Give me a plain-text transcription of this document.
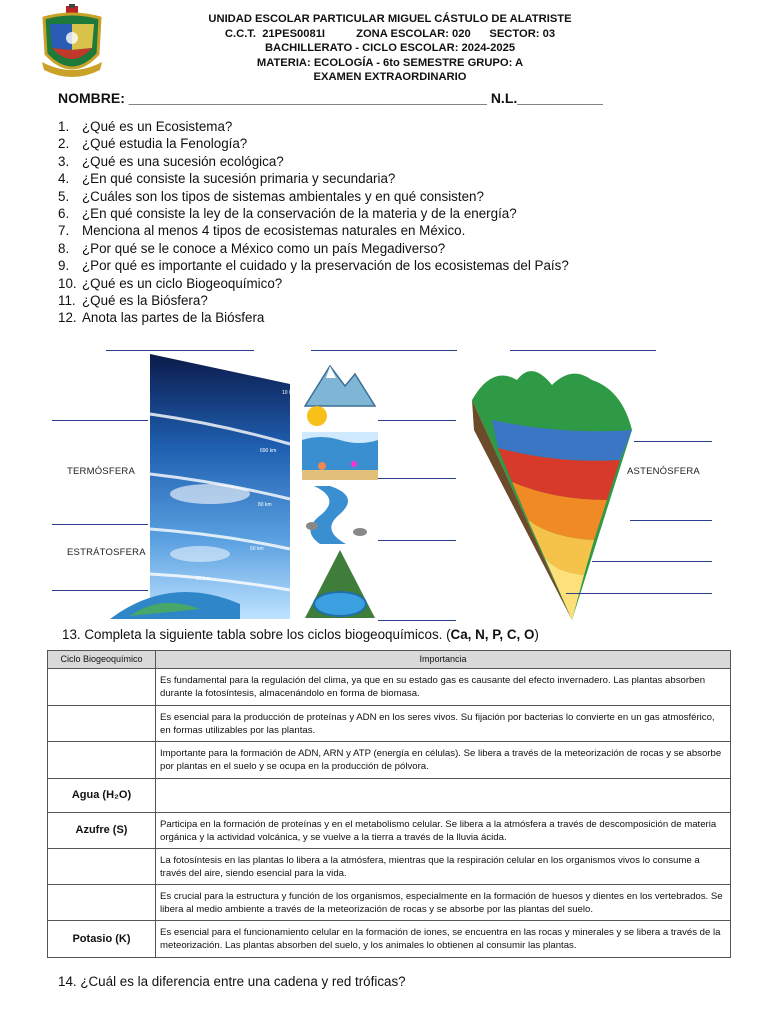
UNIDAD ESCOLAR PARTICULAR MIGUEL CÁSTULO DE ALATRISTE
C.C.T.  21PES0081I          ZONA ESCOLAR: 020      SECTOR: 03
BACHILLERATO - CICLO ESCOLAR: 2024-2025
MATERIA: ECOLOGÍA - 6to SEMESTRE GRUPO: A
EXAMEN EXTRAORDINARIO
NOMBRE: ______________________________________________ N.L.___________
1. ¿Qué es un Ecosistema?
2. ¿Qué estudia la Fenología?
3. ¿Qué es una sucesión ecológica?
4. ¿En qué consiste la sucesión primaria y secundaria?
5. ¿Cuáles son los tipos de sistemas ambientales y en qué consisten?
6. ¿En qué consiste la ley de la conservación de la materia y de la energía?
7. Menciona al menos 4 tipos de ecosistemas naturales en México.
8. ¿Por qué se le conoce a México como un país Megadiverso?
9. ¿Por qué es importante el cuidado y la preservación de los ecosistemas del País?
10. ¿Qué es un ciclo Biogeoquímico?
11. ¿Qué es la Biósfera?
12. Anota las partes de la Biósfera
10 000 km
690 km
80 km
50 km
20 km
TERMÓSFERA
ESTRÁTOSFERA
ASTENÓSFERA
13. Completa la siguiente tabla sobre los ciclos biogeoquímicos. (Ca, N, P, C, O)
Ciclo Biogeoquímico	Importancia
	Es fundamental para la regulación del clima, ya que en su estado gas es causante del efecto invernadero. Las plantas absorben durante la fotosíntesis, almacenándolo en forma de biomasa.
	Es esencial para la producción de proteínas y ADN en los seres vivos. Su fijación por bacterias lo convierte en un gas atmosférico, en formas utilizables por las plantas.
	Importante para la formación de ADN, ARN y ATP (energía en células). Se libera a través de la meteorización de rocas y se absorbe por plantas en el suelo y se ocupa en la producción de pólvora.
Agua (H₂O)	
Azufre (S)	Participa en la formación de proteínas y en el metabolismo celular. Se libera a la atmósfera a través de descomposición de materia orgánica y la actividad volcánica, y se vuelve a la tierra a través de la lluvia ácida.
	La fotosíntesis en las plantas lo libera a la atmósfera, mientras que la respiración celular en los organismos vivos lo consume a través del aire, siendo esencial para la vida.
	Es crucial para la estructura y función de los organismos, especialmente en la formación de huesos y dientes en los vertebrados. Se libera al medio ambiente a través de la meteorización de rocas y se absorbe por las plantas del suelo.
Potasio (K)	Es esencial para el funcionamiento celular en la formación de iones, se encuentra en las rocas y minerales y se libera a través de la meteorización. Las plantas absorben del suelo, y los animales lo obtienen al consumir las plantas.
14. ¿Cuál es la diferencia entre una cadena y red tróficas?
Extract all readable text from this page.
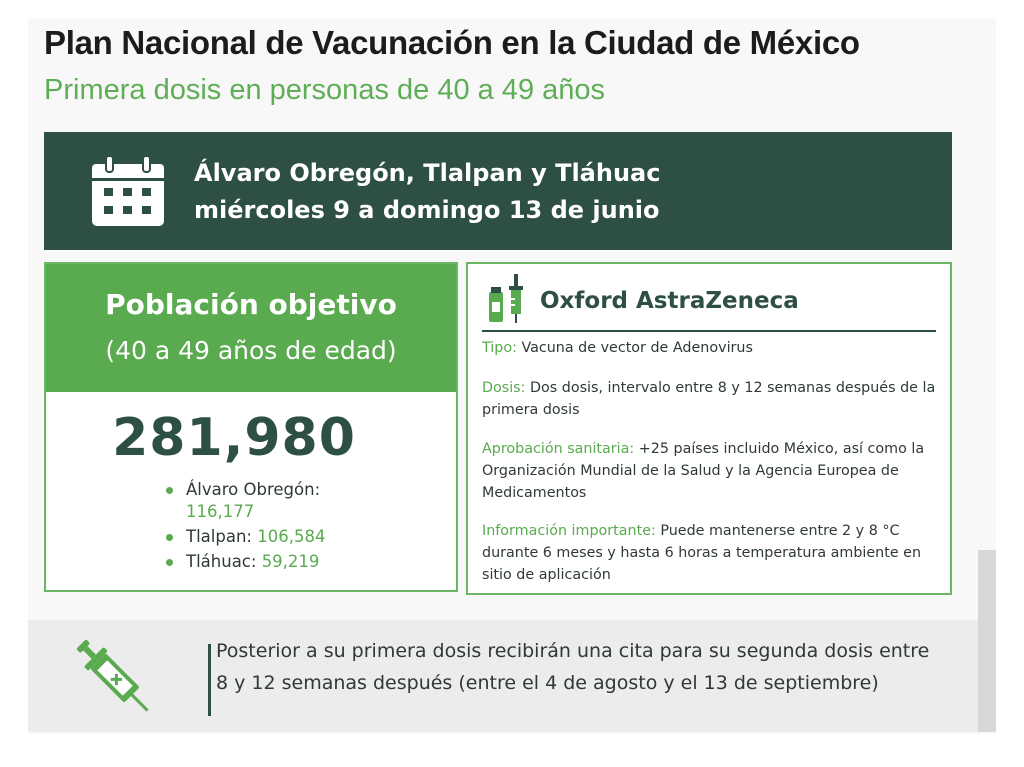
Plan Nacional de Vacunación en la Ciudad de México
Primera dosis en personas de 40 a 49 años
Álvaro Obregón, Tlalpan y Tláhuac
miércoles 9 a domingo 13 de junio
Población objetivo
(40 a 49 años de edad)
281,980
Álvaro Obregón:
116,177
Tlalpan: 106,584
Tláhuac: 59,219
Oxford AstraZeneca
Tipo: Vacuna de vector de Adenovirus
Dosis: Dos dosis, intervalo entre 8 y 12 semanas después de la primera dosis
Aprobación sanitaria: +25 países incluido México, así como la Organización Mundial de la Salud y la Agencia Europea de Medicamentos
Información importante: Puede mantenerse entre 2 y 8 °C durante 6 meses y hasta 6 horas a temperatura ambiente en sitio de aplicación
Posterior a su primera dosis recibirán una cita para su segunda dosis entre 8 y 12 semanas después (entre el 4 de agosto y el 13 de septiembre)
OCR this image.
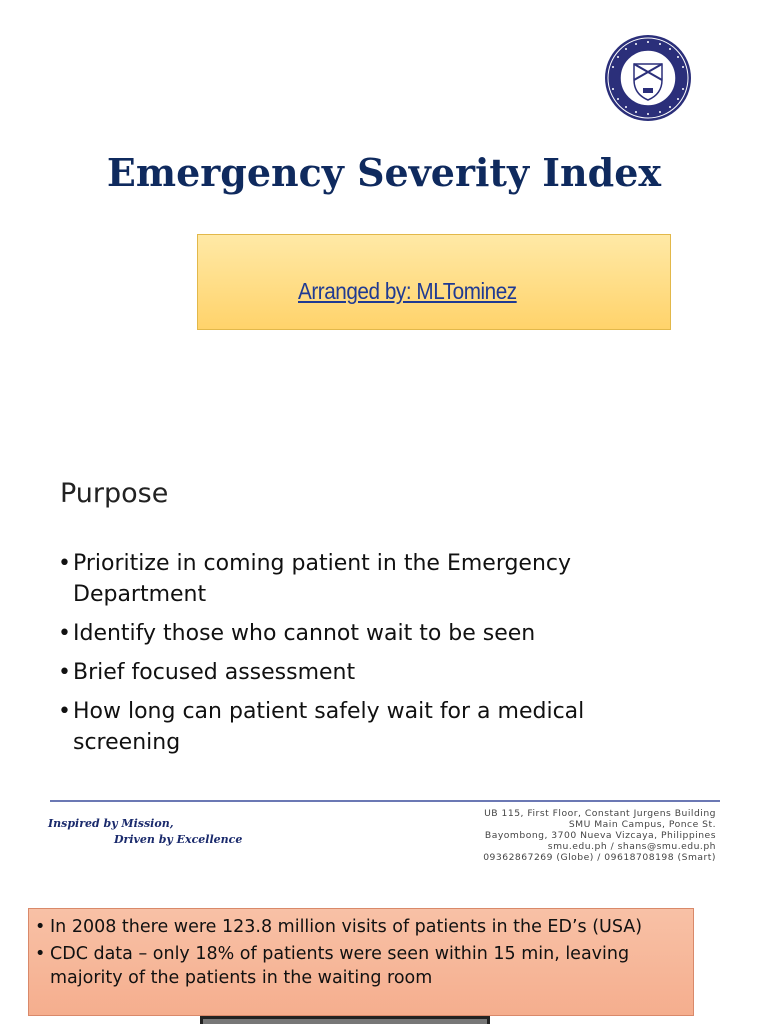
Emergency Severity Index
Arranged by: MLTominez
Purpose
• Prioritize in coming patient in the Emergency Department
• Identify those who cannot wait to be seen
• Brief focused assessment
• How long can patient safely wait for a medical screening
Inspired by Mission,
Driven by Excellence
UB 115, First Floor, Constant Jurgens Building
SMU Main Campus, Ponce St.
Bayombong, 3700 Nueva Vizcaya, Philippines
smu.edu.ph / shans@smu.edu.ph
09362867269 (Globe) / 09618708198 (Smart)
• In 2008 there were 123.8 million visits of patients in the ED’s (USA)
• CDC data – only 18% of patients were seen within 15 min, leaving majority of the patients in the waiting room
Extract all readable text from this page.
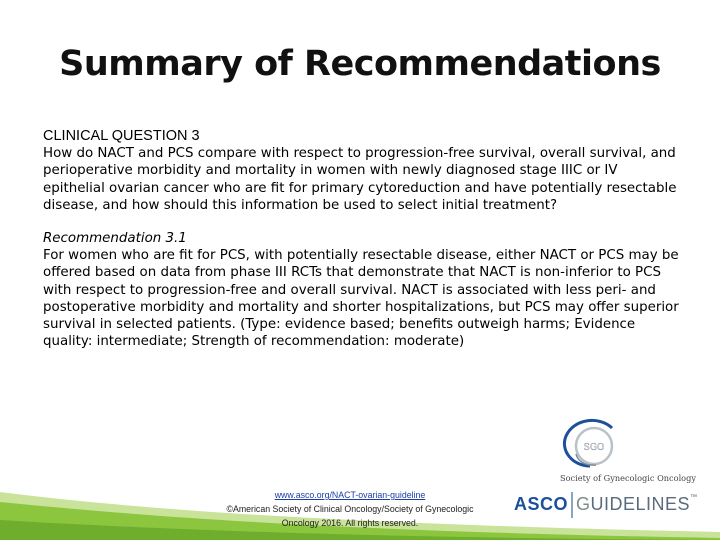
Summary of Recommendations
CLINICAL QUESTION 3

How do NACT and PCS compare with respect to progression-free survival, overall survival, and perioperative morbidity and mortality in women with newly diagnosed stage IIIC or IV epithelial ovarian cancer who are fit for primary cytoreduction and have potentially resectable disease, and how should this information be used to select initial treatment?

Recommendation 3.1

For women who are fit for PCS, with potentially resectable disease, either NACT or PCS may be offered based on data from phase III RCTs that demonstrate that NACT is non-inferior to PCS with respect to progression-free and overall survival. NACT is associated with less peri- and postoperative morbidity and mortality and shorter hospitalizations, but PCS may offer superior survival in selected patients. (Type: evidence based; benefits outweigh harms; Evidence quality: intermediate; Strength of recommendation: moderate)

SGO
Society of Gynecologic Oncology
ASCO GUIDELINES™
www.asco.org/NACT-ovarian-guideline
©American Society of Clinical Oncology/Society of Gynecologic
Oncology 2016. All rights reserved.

□ □ □

> Task to complete: Every line in the records above with the string "plantas" in it should be shown.

> Answer space:
	Es fundamental para la regulación del clima, ya que en su estado gas es causante del efecto invernadero. Las plantas absorben durante la fotosíntesis, almacenándolo en forma de biomasa.
	Es esencial para la producción de proteínas y ADN en los seres vivos. Su fijación por bacterias lo convierte en un gas atmosférico, en formas utilizables por las plantas.
	Importante para la formación de ADN, ARN y ATP (energía en células). Se libera a través de la meteorización de rocas y se absorbe por plantas en el suelo y se ocupa en la producción de pólvora.
	La fotosíntesis en las plantas lo libera a la atmósfera, mientras que la respiración celular en los organismos vivos lo consume a través del aire, siendo esencial para la vida.
	Es crucial para la estructura y función de los organismos, especialmente en la formación de huesos y dientes en los vertebrados. Se libera al medio ambiente a través de la meteorización de rocas y se absorbe por las plantas del suelo.
Potasio (K)	Es esencial para el funcionamiento celular en la formación de iones, se encuentra en las rocas y minerales y se libera a través de la meteorización. Las plantas absorben del suelo, y los animales lo obtienen al consumir las plantas.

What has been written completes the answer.